» What to produce:
Take every line from the listing below that contains "this".
— start of Excerpted records —
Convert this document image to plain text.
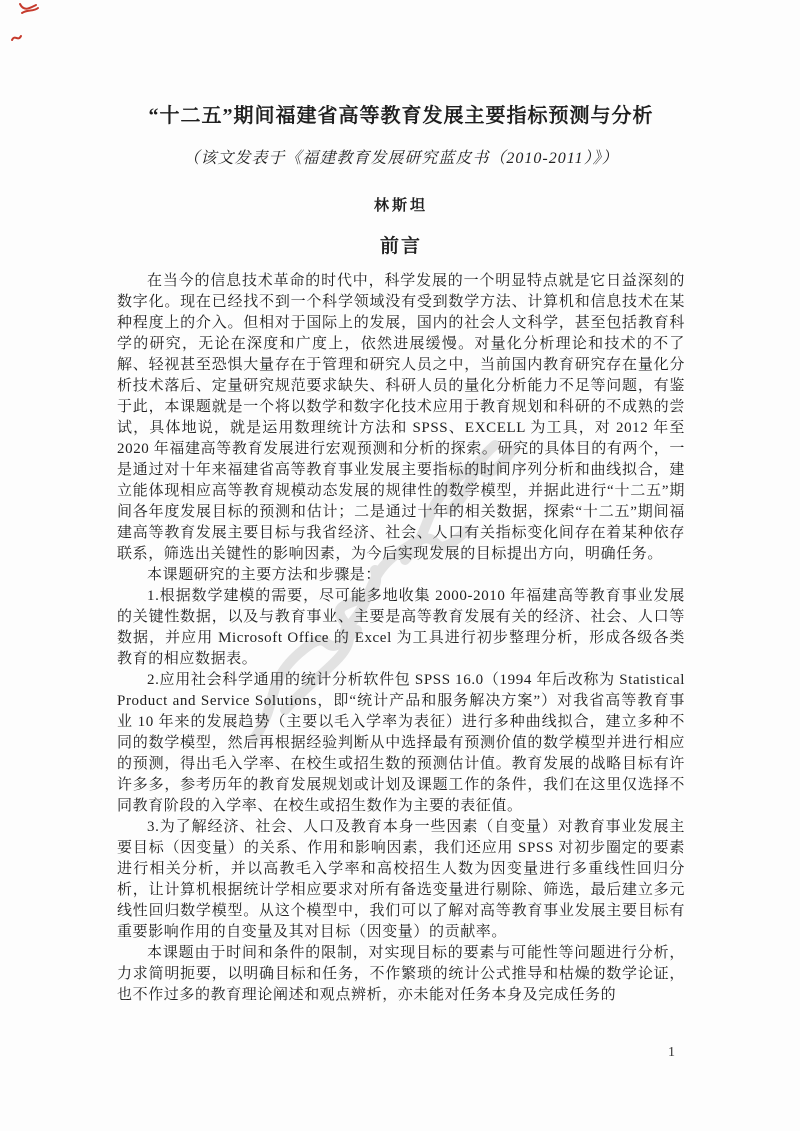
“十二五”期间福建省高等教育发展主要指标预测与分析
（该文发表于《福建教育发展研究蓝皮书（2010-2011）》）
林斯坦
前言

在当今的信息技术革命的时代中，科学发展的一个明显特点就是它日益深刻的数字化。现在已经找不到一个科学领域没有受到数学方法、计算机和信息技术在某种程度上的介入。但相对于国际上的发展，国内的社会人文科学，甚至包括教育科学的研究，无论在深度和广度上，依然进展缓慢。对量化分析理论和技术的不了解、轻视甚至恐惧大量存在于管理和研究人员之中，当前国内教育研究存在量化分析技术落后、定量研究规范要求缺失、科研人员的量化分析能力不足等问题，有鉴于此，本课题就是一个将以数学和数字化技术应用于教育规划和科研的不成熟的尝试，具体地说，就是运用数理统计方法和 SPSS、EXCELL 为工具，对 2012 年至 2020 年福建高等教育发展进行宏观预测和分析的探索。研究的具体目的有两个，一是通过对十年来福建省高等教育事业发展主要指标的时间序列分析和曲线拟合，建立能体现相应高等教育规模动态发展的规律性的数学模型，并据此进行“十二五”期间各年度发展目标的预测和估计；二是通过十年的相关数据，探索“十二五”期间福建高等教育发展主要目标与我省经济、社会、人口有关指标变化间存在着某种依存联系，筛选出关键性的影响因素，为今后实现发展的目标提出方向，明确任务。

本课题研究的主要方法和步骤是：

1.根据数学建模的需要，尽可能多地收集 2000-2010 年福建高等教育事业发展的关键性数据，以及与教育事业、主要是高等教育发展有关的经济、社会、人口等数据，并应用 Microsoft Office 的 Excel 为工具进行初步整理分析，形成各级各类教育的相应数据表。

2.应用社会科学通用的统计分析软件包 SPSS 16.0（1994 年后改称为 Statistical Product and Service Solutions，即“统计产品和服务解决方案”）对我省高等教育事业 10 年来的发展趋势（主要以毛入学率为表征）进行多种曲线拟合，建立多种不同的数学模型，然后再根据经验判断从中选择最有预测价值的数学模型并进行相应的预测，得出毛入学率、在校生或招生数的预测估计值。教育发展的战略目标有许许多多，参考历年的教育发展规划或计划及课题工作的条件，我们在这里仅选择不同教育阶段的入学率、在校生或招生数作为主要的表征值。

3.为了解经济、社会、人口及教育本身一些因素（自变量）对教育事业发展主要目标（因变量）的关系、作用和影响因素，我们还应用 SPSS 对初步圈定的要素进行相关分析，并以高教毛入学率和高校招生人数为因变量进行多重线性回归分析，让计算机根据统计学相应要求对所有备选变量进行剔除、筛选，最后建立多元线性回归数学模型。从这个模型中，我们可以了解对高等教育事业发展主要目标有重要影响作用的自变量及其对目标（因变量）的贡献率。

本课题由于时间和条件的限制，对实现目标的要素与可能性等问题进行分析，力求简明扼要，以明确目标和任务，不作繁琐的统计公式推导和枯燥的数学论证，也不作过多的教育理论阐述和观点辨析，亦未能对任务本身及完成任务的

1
— end of Excerpted records —
— start of Excerpted records —
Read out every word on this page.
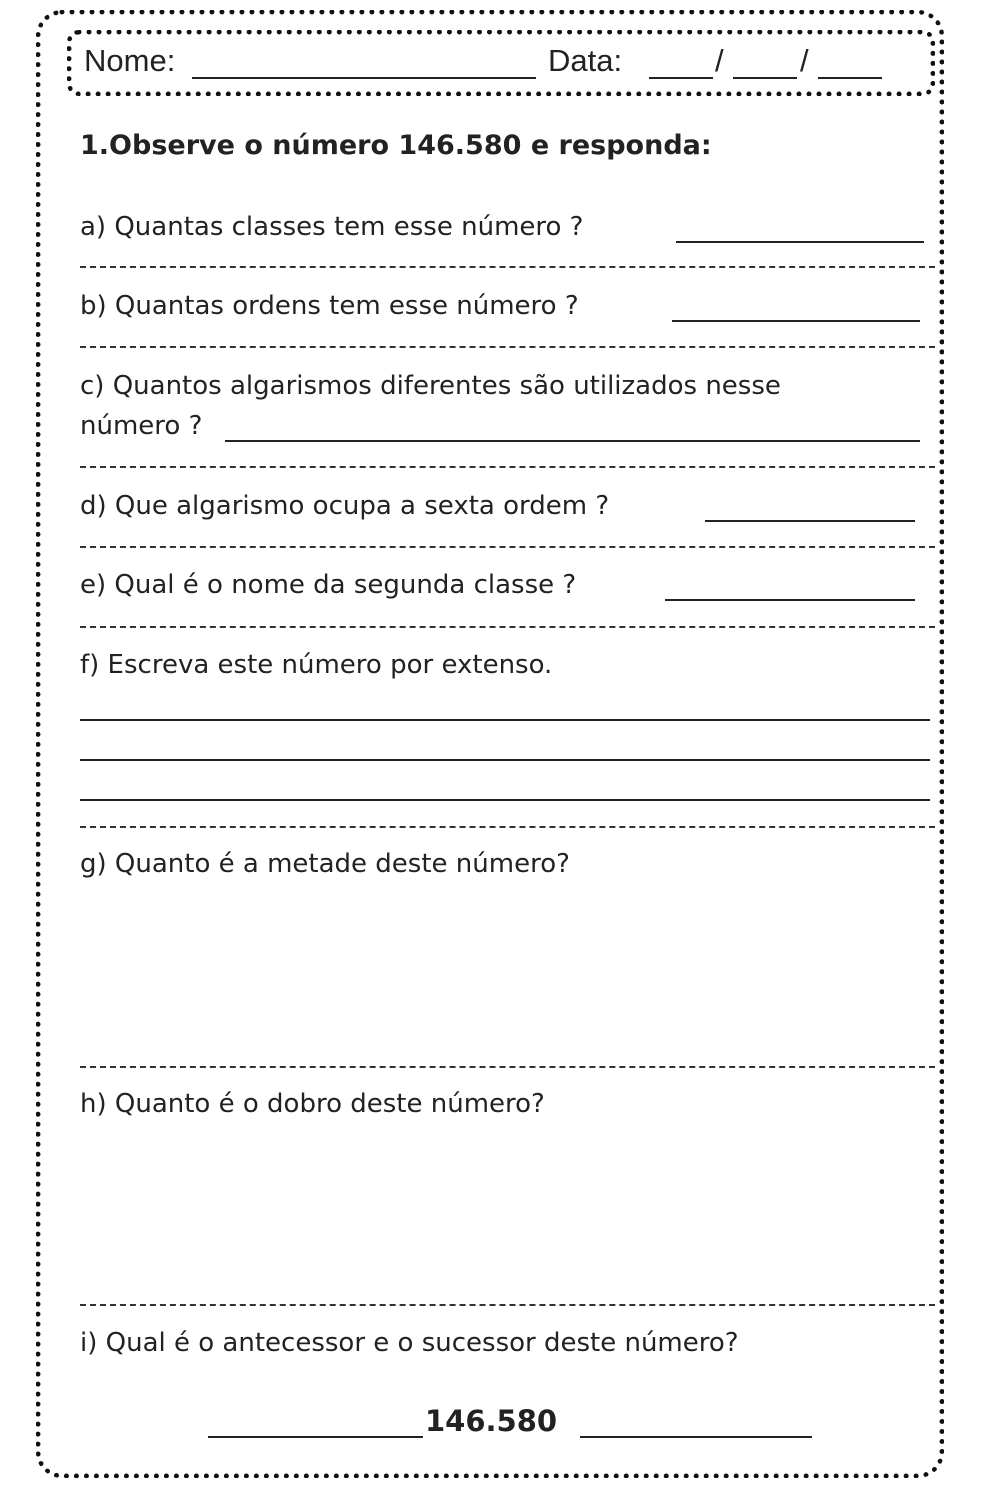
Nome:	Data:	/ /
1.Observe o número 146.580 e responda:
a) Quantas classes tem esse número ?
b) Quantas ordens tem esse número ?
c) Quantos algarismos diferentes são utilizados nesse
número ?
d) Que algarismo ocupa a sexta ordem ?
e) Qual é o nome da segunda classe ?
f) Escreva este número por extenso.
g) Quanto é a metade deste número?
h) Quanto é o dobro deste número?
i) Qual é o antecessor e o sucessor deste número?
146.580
— end of Excerpted records —
» Completed task:
Convert this document image to plain text.
Read out every word on this page.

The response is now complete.